_Problem_: Count the lines below that contain the word "content", and report only that number.
———
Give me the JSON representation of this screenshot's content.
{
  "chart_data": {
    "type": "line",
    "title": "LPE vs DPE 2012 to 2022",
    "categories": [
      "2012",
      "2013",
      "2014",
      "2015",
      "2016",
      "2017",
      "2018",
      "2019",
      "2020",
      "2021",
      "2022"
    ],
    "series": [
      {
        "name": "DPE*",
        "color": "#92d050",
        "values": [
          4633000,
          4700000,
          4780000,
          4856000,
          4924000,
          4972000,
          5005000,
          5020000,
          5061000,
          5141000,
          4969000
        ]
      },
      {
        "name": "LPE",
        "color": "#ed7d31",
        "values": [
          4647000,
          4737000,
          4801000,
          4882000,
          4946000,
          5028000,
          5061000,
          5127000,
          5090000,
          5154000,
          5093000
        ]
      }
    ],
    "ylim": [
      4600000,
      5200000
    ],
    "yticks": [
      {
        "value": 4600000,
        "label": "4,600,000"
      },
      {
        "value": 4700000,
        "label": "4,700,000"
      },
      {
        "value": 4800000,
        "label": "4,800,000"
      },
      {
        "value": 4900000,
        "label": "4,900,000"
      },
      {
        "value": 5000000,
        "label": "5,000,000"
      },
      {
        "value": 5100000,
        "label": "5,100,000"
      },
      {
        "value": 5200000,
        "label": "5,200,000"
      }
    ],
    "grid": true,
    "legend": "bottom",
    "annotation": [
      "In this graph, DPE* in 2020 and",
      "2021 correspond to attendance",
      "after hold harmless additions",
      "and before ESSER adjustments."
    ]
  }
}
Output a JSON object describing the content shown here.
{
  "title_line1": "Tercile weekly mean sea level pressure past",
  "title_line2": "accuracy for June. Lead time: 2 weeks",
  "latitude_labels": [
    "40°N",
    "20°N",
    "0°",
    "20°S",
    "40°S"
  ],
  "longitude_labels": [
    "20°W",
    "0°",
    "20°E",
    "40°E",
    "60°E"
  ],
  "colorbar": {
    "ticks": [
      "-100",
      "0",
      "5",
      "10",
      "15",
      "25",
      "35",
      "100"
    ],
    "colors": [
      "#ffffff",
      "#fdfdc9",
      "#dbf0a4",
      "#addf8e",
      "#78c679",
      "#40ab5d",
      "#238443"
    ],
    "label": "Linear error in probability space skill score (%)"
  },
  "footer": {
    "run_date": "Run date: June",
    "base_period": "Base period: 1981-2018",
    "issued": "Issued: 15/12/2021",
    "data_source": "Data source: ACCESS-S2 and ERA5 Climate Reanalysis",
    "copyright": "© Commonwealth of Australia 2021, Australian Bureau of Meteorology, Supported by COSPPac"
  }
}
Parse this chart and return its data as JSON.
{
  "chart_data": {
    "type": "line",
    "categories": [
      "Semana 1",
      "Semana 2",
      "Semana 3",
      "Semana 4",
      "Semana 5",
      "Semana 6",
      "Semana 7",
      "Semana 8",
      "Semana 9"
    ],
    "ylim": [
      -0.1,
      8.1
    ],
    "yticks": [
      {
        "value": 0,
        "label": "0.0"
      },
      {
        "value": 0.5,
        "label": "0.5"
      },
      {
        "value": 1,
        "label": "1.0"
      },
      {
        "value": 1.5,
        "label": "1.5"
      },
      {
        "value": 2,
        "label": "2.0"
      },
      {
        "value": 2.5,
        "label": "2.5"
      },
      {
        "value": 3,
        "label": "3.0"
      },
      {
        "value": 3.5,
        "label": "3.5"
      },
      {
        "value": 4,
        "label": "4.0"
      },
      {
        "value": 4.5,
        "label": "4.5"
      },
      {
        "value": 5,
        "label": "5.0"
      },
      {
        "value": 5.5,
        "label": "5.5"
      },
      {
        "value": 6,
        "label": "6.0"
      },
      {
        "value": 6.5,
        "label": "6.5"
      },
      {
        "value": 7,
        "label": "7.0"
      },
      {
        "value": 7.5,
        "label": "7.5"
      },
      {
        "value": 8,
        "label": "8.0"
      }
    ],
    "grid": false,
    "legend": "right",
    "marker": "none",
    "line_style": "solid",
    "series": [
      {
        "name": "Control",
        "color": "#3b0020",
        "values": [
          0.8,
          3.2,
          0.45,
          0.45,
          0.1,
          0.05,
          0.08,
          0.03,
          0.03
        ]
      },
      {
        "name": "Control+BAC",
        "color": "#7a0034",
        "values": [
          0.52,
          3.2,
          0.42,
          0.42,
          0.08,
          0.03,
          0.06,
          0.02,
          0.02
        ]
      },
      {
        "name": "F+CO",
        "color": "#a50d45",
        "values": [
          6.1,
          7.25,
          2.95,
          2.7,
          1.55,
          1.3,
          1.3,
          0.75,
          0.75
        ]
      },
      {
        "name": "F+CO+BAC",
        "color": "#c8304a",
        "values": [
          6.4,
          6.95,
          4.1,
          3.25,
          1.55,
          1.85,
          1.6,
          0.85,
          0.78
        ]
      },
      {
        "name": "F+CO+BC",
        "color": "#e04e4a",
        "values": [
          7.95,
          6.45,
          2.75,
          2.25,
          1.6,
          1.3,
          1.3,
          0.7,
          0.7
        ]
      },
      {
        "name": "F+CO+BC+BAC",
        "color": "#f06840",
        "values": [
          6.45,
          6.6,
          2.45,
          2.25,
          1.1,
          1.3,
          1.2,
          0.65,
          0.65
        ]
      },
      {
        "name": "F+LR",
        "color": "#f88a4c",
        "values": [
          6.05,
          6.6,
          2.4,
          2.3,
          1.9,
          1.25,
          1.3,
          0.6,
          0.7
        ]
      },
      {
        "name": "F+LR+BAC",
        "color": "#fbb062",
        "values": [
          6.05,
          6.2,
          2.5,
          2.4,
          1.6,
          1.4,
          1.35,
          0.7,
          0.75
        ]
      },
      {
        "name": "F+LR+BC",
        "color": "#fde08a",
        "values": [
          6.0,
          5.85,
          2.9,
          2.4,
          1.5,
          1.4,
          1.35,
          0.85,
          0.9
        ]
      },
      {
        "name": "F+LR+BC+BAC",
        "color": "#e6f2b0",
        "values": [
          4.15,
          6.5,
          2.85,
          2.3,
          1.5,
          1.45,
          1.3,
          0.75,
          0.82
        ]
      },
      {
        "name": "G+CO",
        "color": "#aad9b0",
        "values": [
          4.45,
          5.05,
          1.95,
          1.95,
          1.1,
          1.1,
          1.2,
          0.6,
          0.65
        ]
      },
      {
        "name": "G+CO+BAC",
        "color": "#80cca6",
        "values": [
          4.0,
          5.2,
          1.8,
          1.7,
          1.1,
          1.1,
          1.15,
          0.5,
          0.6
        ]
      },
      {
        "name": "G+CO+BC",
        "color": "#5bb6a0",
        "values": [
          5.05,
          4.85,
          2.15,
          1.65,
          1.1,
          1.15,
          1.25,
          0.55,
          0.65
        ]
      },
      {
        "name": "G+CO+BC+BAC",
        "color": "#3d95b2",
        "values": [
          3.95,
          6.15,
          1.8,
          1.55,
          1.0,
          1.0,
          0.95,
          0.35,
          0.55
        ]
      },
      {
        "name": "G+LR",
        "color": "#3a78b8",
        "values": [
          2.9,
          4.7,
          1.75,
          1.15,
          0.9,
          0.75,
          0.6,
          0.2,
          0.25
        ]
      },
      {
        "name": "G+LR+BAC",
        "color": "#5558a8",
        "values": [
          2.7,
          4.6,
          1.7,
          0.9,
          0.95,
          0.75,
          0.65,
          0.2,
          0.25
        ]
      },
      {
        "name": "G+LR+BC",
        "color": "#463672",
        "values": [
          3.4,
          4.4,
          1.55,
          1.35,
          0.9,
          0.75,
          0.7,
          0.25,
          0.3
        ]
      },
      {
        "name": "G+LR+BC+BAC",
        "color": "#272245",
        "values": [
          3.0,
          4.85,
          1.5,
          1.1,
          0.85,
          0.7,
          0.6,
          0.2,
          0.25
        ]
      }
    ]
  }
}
———
_Exercise output_: 2